> _JOB_: Each line of the listing must be transcribed exactly, except for the images, which should be excluded.

> _DATASET RECORDS_:
▬▬▬▬▬▬▬▬▬▬

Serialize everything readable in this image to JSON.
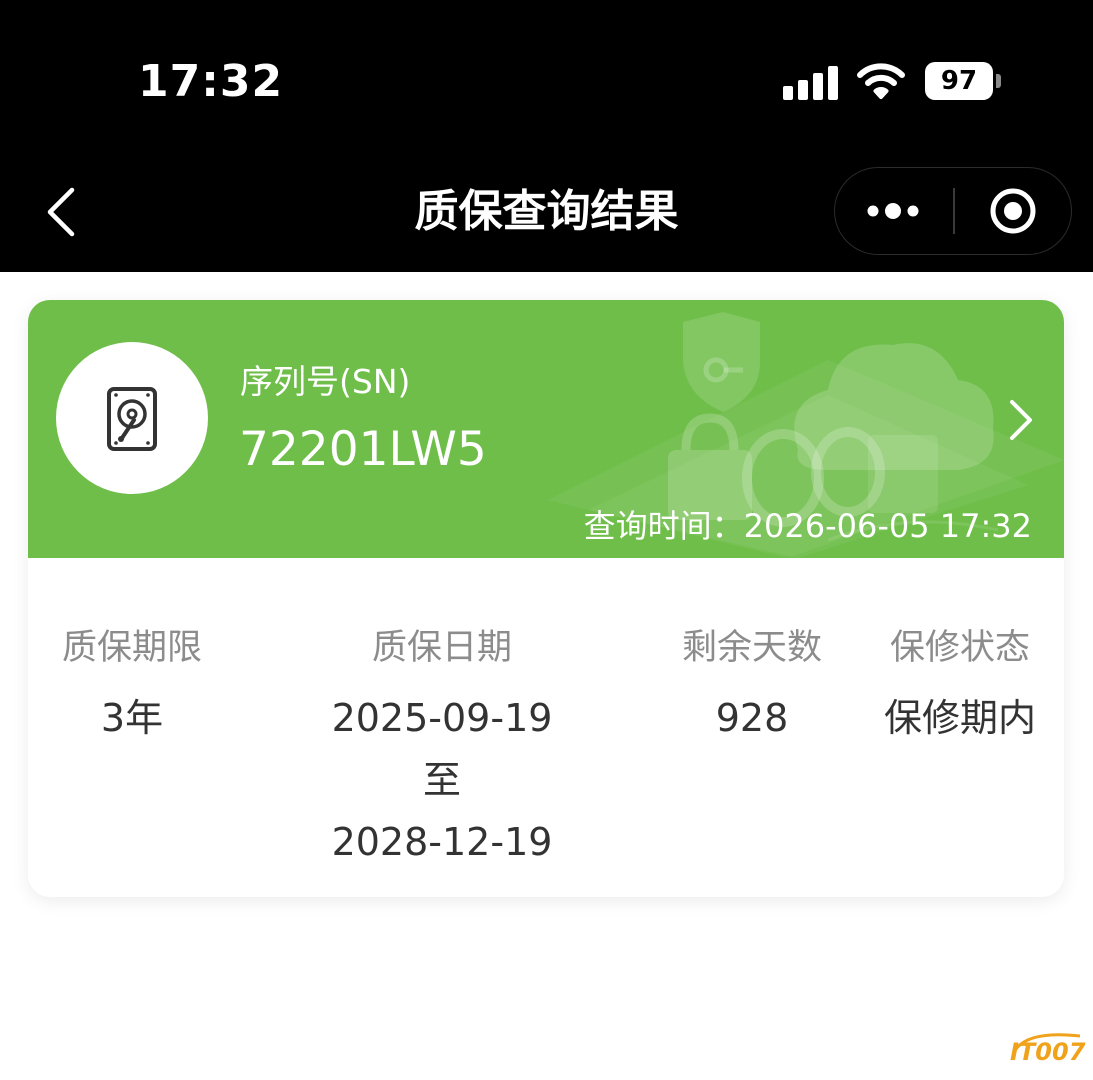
{
  "status_bar": {
    "time": "17:32",
    "battery": "97",
    "icons": [
      "cellular-signal-icon",
      "wifi-icon",
      "battery-icon"
    ]
  },
  "nav": {
    "title": "质保查询结果",
    "back_icon": "chevron-left-icon",
    "more_icon": "more-dots-icon",
    "close_icon": "target-close-icon"
  },
  "card": {
    "sn_label": "序列号(SN)",
    "sn_value": "72201LW5",
    "query_time": "查询时间：2026-06-05 17:32",
    "disk_icon": "hard-disk-icon",
    "chevron_icon": "chevron-right-icon",
    "accent_color": "#6fbe4a"
  },
  "info": {
    "warranty_term": {
      "label": "质保期限",
      "value": "3年"
    },
    "warranty_date": {
      "label": "质保日期",
      "start": "2025-09-19",
      "sep": "至",
      "end": "2028-12-19"
    },
    "remaining_days": {
      "label": "剩余天数",
      "value": "928"
    },
    "repair_status": {
      "label": "保修状态",
      "value": "保修期内"
    }
  },
  "watermark": {
    "text": "IT007"
  }
}
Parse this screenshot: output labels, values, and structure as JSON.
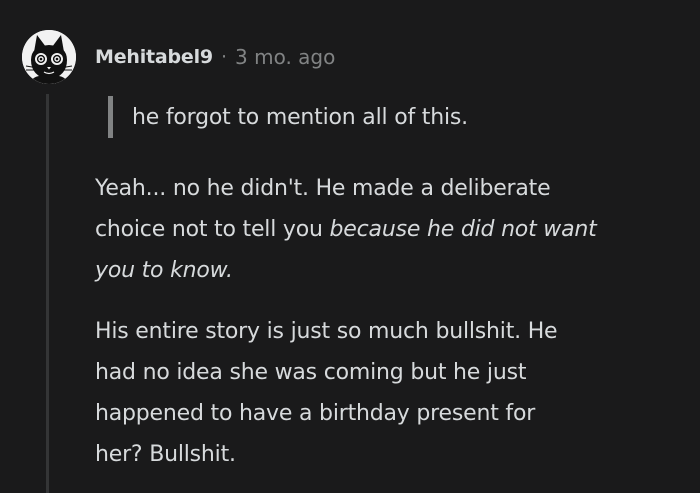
{
  "comment": {
    "author": "Mehitabel9",
    "separator": "·",
    "timestamp": "3 mo. ago",
    "avatar_icon": "cat-face-avatar-icon",
    "quote": "he forgot to mention all of this.",
    "paragraph1": {
      "line1": "Yeah... no he didn't. He made a deliberate",
      "line2_plain": "choice not to tell you ",
      "line2_italic": "because he did not want",
      "line3_italic": "you to know."
    },
    "paragraph2": {
      "line1": "His entire story is just so much bullshit. He",
      "line2": "had no idea she was coming but he just",
      "line3": "happened to have a birthday present for",
      "line4": "her? Bullshit."
    }
  },
  "colors": {
    "background": "#1a1a1b",
    "text": "#d7dadc",
    "muted": "#818384",
    "thread_line": "#343536"
  }
}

▬▬▬▬▬▬▬▬▬▬

> _TASK OUTPUT_:
Serialize everything readable in this image to JSON.
{
  "status_bar": {
    "time": "17:32",
    "battery": "97",
    "icons": [
      "cellular-signal-icon",
      "wifi-icon",
      "battery-icon"
    ]
  },
  "nav": {
    "title": "质保查询结果",
    "back_icon": "chevron-left-icon",
    "more_icon": "more-dots-icon",
    "close_icon": "target-close-icon"
  },
  "card": {
    "sn_label": "序列号(SN)",
    "sn_value": "72201LW5",
    "query_time": "查询时间：2026-06-05 17:32",
    "disk_icon": "hard-disk-icon",
    "chevron_icon": "chevron-right-icon",
    "accent_color": "#6fbe4a"
  },
  "info": {
    "warranty_term": {
      "label": "质保期限",
      "value": "3年"
    },
    "warranty_date": {
      "label": "质保日期",
      "start": "2025-09-19",
      "sep": "至",
      "end": "2028-12-19"
    },
    "remaining_days": {
      "label": "剩余天数",
      "value": "928"
    },
    "repair_status": {
      "label": "保修状态",
      "value": "保修期内"
    }
  },
  "watermark": {
    "text": "IT007"
  }
}
Parse this screenshot: output labels, values, and structure as JSON.
{
  "comment": {
    "author": "Mehitabel9",
    "separator": "·",
    "timestamp": "3 mo. ago",
    "avatar_icon": "cat-face-avatar-icon",
    "quote": "he forgot to mention all of this.",
    "paragraph1": {
      "line1": "Yeah... no he didn't. He made a deliberate",
      "line2_plain": "choice not to tell you ",
      "line2_italic": "because he did not want",
      "line3_italic": "you to know."
    },
    "paragraph2": {
      "line1": "His entire story is just so much bullshit. He",
      "line2": "had no idea she was coming but he just",
      "line3": "happened to have a birthday present for",
      "line4": "her? Bullshit."
    }
  },
  "colors": {
    "background": "#1a1a1b",
    "text": "#d7dadc",
    "muted": "#818384",
    "thread_line": "#343536"
  }
}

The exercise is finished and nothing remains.